SHORT PROBLEM
Leave out the pictures and repeat the rest of the material exactly.

A block of data
━━━━

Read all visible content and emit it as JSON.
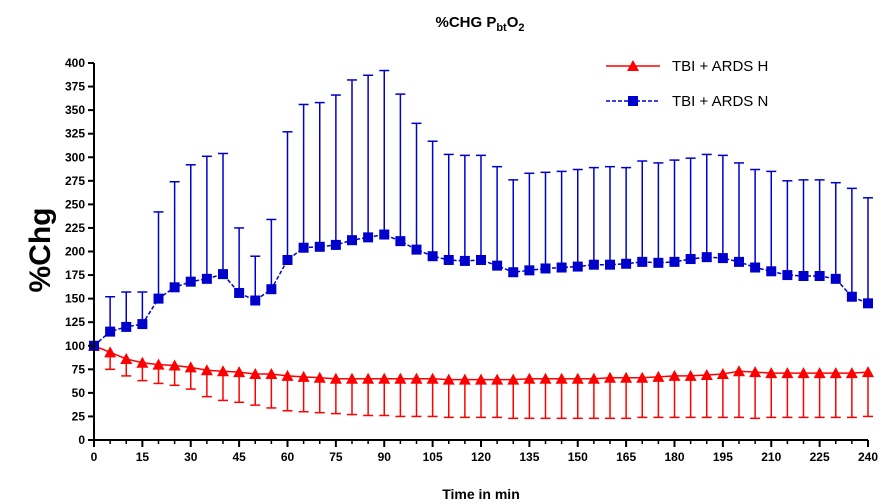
{
  "chart_data": {
    "type": "line",
    "title": "%CHG P",
    "title_sub": "bt",
    "title_rest": "O",
    "title_sub2": "2",
    "xlabel": "Time in min",
    "ylabel": "%Chg",
    "xlim": [
      0,
      240
    ],
    "ylim": [
      0,
      400
    ],
    "xticks": [
      0,
      15,
      30,
      45,
      60,
      75,
      90,
      105,
      120,
      135,
      150,
      165,
      180,
      195,
      210,
      225,
      240
    ],
    "yticks": [
      0,
      25,
      50,
      75,
      100,
      125,
      150,
      175,
      200,
      225,
      250,
      275,
      300,
      325,
      350,
      375,
      400
    ],
    "legend_position": "top-right",
    "grid": false,
    "series": [
      {
        "name": "TBI + ARDS H",
        "color": "#ff0000",
        "marker": "triangle",
        "line_style": "solid",
        "error_direction": "down",
        "x": [
          0,
          5,
          10,
          15,
          20,
          25,
          30,
          35,
          40,
          45,
          50,
          55,
          60,
          65,
          70,
          75,
          80,
          85,
          90,
          95,
          100,
          105,
          110,
          115,
          120,
          125,
          130,
          135,
          140,
          145,
          150,
          155,
          160,
          165,
          170,
          175,
          180,
          185,
          190,
          195,
          200,
          205,
          210,
          215,
          220,
          225,
          230,
          235,
          240
        ],
        "y": [
          100,
          93,
          86,
          82,
          80,
          79,
          77,
          74,
          73,
          72,
          70,
          70,
          68,
          67,
          66,
          65,
          65,
          65,
          65,
          65,
          65,
          65,
          64,
          64,
          64,
          64,
          64,
          65,
          65,
          65,
          65,
          65,
          66,
          66,
          66,
          67,
          68,
          68,
          69,
          70,
          73,
          72,
          71,
          71,
          71,
          71,
          71,
          71,
          72
        ],
        "error_low": [
          100,
          75,
          68,
          63,
          60,
          58,
          54,
          46,
          42,
          40,
          37,
          34,
          31,
          30,
          29,
          28,
          27,
          26,
          26,
          25,
          25,
          25,
          24,
          24,
          24,
          24,
          23,
          23,
          23,
          23,
          23,
          23,
          23,
          23,
          24,
          24,
          24,
          24,
          24,
          24,
          24,
          23,
          24,
          24,
          24,
          24,
          24,
          24,
          25
        ]
      },
      {
        "name": "TBI + ARDS N",
        "color": "#0000cc",
        "marker": "square",
        "line_style": "dashed",
        "error_direction": "up",
        "x": [
          0,
          5,
          10,
          15,
          20,
          25,
          30,
          35,
          40,
          45,
          50,
          55,
          60,
          65,
          70,
          75,
          80,
          85,
          90,
          95,
          100,
          105,
          110,
          115,
          120,
          125,
          130,
          135,
          140,
          145,
          150,
          155,
          160,
          165,
          170,
          175,
          180,
          185,
          190,
          195,
          200,
          205,
          210,
          215,
          220,
          225,
          230,
          235,
          240
        ],
        "y": [
          100,
          115,
          120,
          123,
          150,
          162,
          168,
          171,
          176,
          156,
          148,
          160,
          191,
          204,
          205,
          207,
          212,
          215,
          218,
          211,
          202,
          195,
          191,
          190,
          191,
          185,
          178,
          180,
          182,
          183,
          184,
          186,
          186,
          187,
          189,
          188,
          189,
          192,
          194,
          193,
          189,
          183,
          179,
          175,
          174,
          174,
          171,
          152,
          145
        ],
        "error_high": [
          100,
          152,
          157,
          157,
          242,
          274,
          292,
          301,
          304,
          225,
          195,
          234,
          327,
          356,
          358,
          366,
          382,
          387,
          392,
          367,
          336,
          317,
          303,
          302,
          302,
          290,
          276,
          283,
          284,
          285,
          287,
          289,
          290,
          289,
          296,
          294,
          297,
          299,
          303,
          302,
          294,
          287,
          285,
          275,
          276,
          276,
          273,
          267,
          257
        ]
      }
    ]
  }
}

━━━━

CORRECT RESULT
Read all visible content and emit it as JSON.
{
  "chart_data": {
    "type": "line",
    "title": "%CHG P",
    "title_sub": "bt",
    "title_rest": "O",
    "title_sub2": "2",
    "xlabel": "Time in min",
    "ylabel": "%Chg",
    "xlim": [
      0,
      240
    ],
    "ylim": [
      0,
      400
    ],
    "xticks": [
      0,
      15,
      30,
      45,
      60,
      75,
      90,
      105,
      120,
      135,
      150,
      165,
      180,
      195,
      210,
      225,
      240
    ],
    "yticks": [
      0,
      25,
      50,
      75,
      100,
      125,
      150,
      175,
      200,
      225,
      250,
      275,
      300,
      325,
      350,
      375,
      400
    ],
    "legend_position": "top-right",
    "grid": false,
    "series": [
      {
        "name": "TBI + ARDS H",
        "color": "#ff0000",
        "marker": "triangle",
        "line_style": "solid",
        "error_direction": "down",
        "x": [
          0,
          5,
          10,
          15,
          20,
          25,
          30,
          35,
          40,
          45,
          50,
          55,
          60,
          65,
          70,
          75,
          80,
          85,
          90,
          95,
          100,
          105,
          110,
          115,
          120,
          125,
          130,
          135,
          140,
          145,
          150,
          155,
          160,
          165,
          170,
          175,
          180,
          185,
          190,
          195,
          200,
          205,
          210,
          215,
          220,
          225,
          230,
          235,
          240
        ],
        "y": [
          100,
          93,
          86,
          82,
          80,
          79,
          77,
          74,
          73,
          72,
          70,
          70,
          68,
          67,
          66,
          65,
          65,
          65,
          65,
          65,
          65,
          65,
          64,
          64,
          64,
          64,
          64,
          65,
          65,
          65,
          65,
          65,
          66,
          66,
          66,
          67,
          68,
          68,
          69,
          70,
          73,
          72,
          71,
          71,
          71,
          71,
          71,
          71,
          72
        ],
        "error_low": [
          100,
          75,
          68,
          63,
          60,
          58,
          54,
          46,
          42,
          40,
          37,
          34,
          31,
          30,
          29,
          28,
          27,
          26,
          26,
          25,
          25,
          25,
          24,
          24,
          24,
          24,
          23,
          23,
          23,
          23,
          23,
          23,
          23,
          23,
          24,
          24,
          24,
          24,
          24,
          24,
          24,
          23,
          24,
          24,
          24,
          24,
          24,
          24,
          25
        ]
      },
      {
        "name": "TBI + ARDS N",
        "color": "#0000cc",
        "marker": "square",
        "line_style": "dashed",
        "error_direction": "up",
        "x": [
          0,
          5,
          10,
          15,
          20,
          25,
          30,
          35,
          40,
          45,
          50,
          55,
          60,
          65,
          70,
          75,
          80,
          85,
          90,
          95,
          100,
          105,
          110,
          115,
          120,
          125,
          130,
          135,
          140,
          145,
          150,
          155,
          160,
          165,
          170,
          175,
          180,
          185,
          190,
          195,
          200,
          205,
          210,
          215,
          220,
          225,
          230,
          235,
          240
        ],
        "y": [
          100,
          115,
          120,
          123,
          150,
          162,
          168,
          171,
          176,
          156,
          148,
          160,
          191,
          204,
          205,
          207,
          212,
          215,
          218,
          211,
          202,
          195,
          191,
          190,
          191,
          185,
          178,
          180,
          182,
          183,
          184,
          186,
          186,
          187,
          189,
          188,
          189,
          192,
          194,
          193,
          189,
          183,
          179,
          175,
          174,
          174,
          171,
          152,
          145
        ],
        "error_high": [
          100,
          152,
          157,
          157,
          242,
          274,
          292,
          301,
          304,
          225,
          195,
          234,
          327,
          356,
          358,
          366,
          382,
          387,
          392,
          367,
          336,
          317,
          303,
          302,
          302,
          290,
          276,
          283,
          284,
          285,
          287,
          289,
          290,
          289,
          296,
          294,
          297,
          299,
          303,
          302,
          294,
          287,
          285,
          275,
          276,
          276,
          273,
          267,
          257
        ]
      }
    ]
  }
}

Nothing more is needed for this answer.